(TASK INSTRUCTIONS)
Report the number of lines that include "range", with no additional text.
** start PROVIDED DATA **
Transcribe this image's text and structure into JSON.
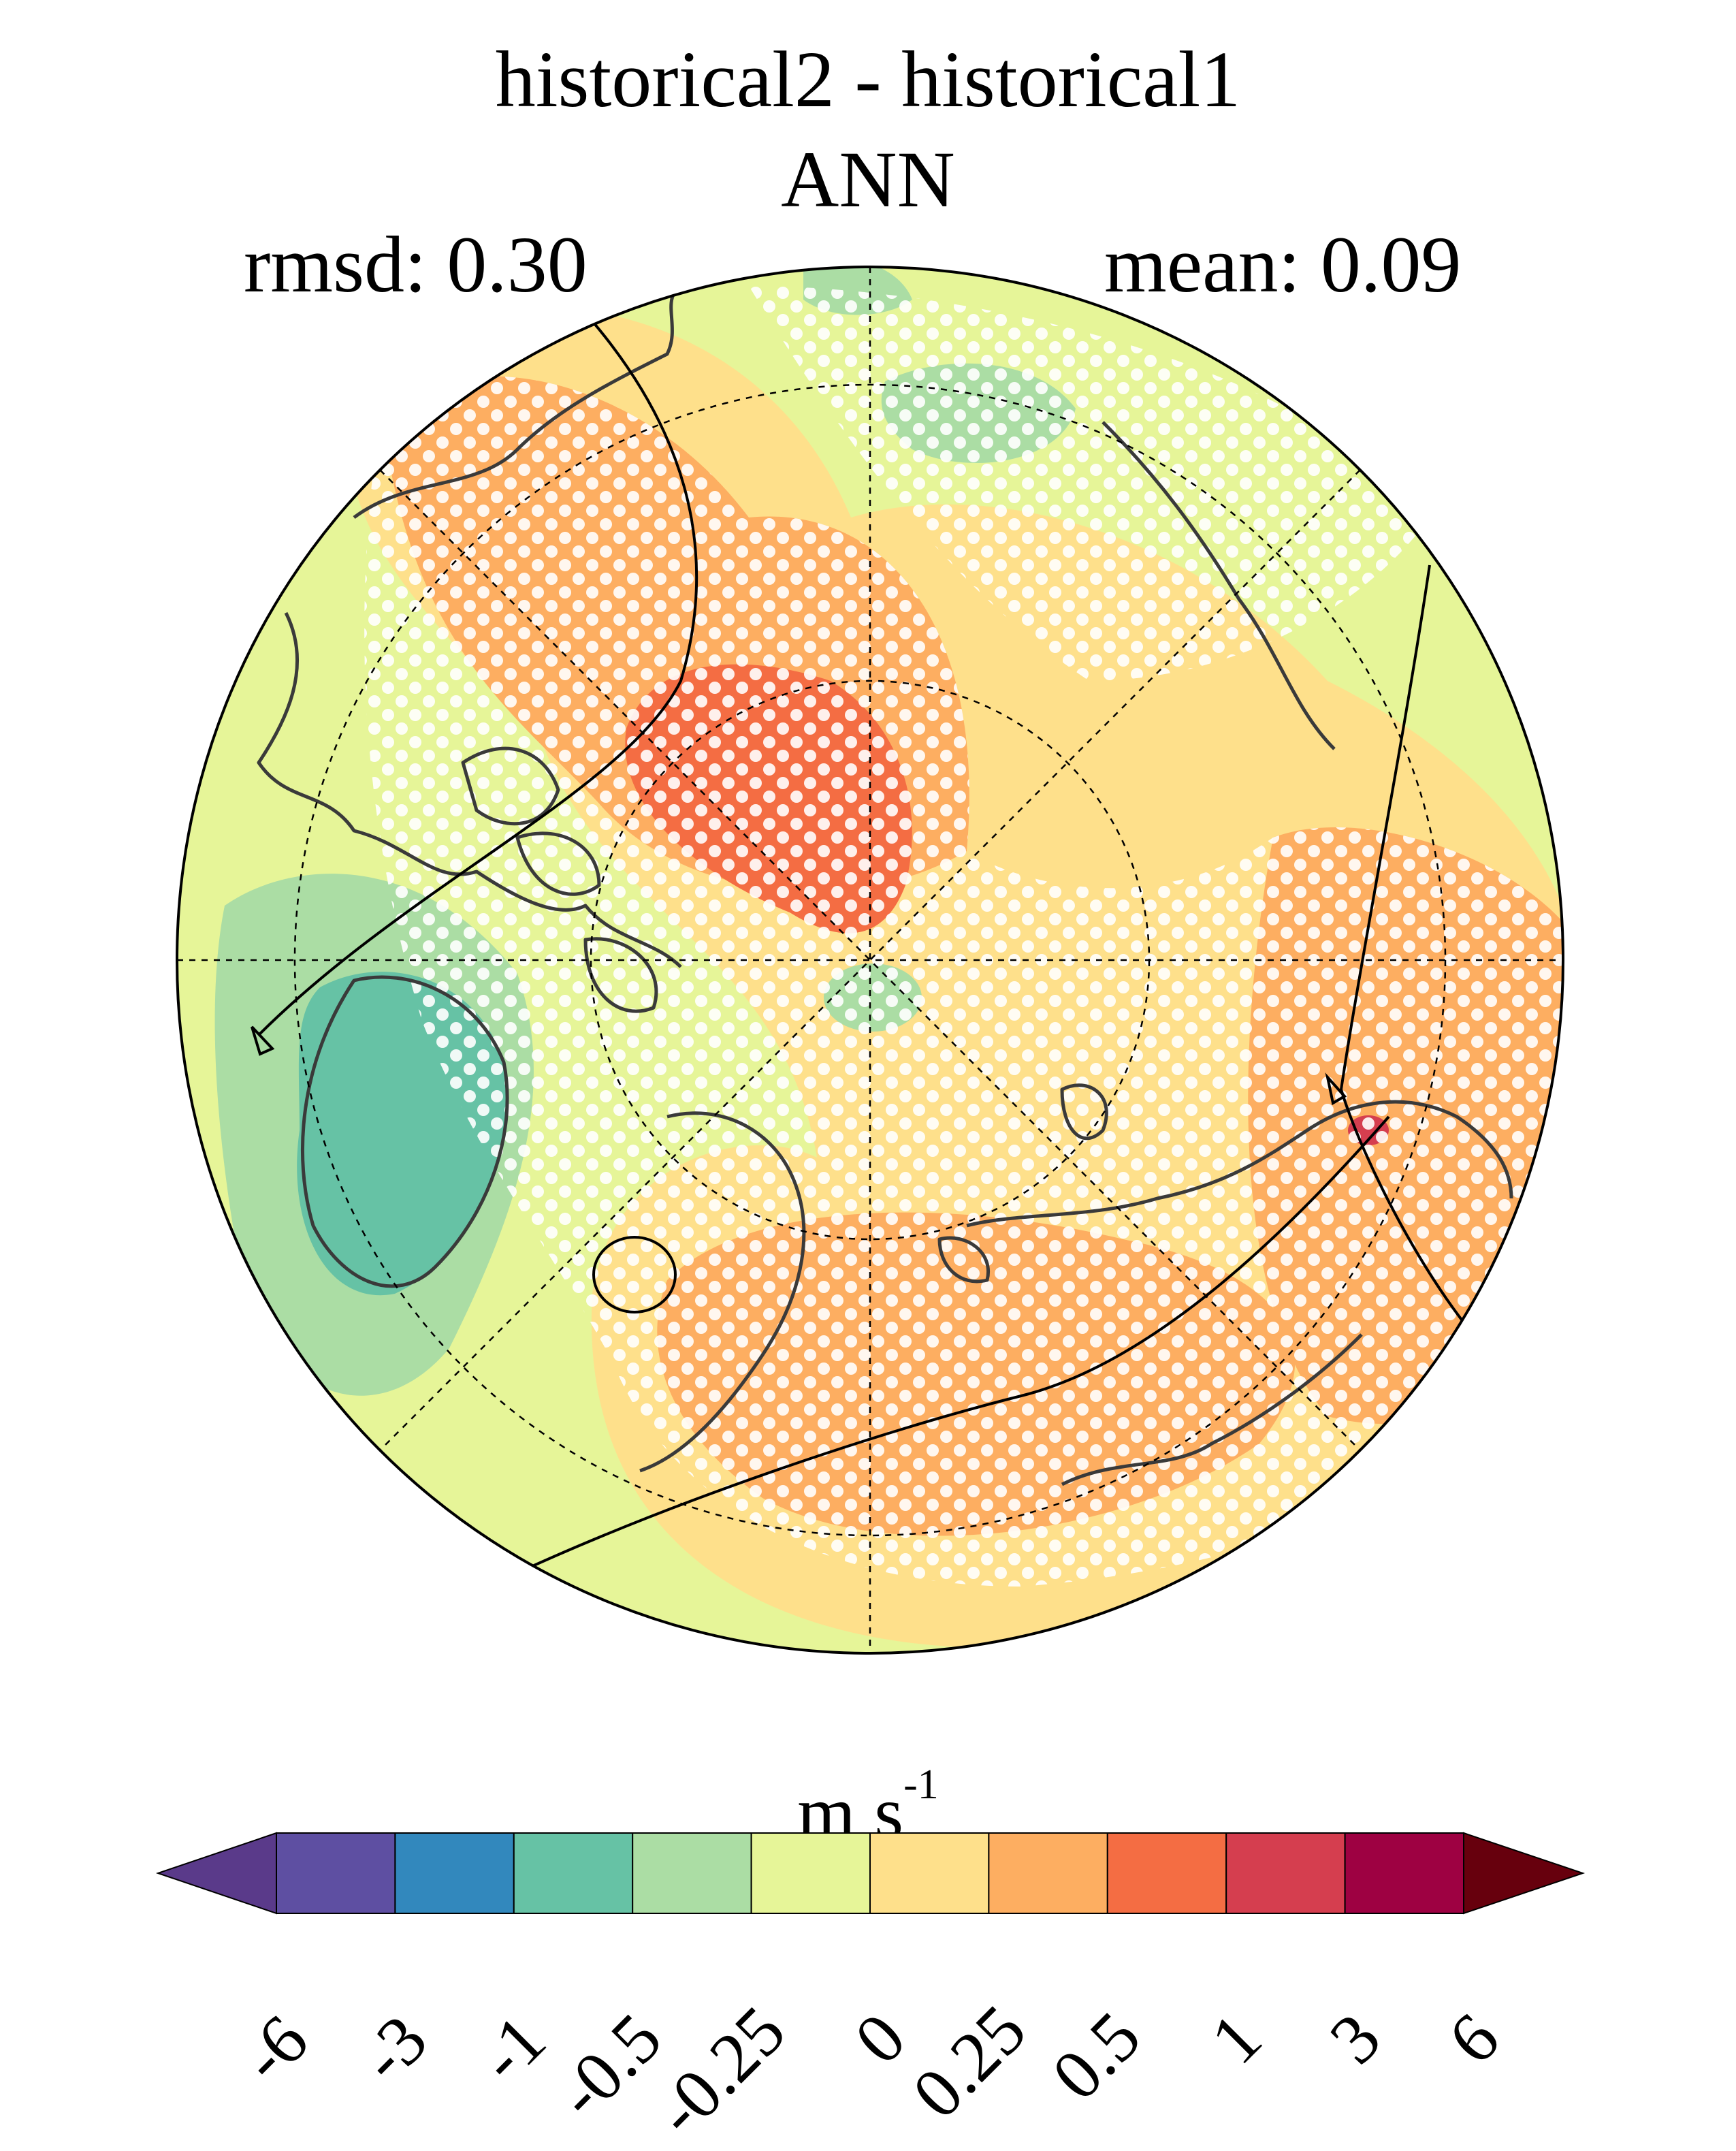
{
  "map": {
    "title": "historical2 - historical1",
    "season": "ANN",
    "rmsd_label": "rmsd: 0.30",
    "mean_label": "mean: 0.09",
    "projection": "north polar stereographic",
    "stippling": "white dots mark significant grid points",
    "field_regions": [
      {
        "region": "central Arctic / East Siberian side",
        "range": "0.5 to 1",
        "color": "#f46d43"
      },
      {
        "region": "Eurasian mid-latitudes band",
        "range": "0.25 to 0.5",
        "color": "#fdae61"
      },
      {
        "region": "Greenland",
        "range": "-1 to -0.5",
        "color": "#66c2a5"
      },
      {
        "region": "Pole small patch",
        "range": "-0.5 to -0.25",
        "color": "#abdda4"
      },
      {
        "region": "Eastern Siberia (Lena)",
        "range": "1 to 3",
        "color": "#d53e4f"
      }
    ]
  },
  "colorbar": {
    "units": "m s",
    "units_exponent": "-1",
    "extend": "both",
    "tick_labels": [
      "-6",
      "-3",
      "-1",
      "-0.5",
      "-0.25",
      "0",
      "0.25",
      "0.5",
      "1",
      "3",
      "6"
    ],
    "colors": [
      "#5e4fa2",
      "#3288bd",
      "#66c2a5",
      "#abdda4",
      "#e6f598",
      "#fee08b",
      "#fdae61",
      "#f46d43",
      "#d53e4f",
      "#9e0142"
    ],
    "under_color": "#5a3a8a",
    "over_color": "#67000d"
  }
}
** end PROVIDED DATA **
(RESULT OF THE EXERCISE)
5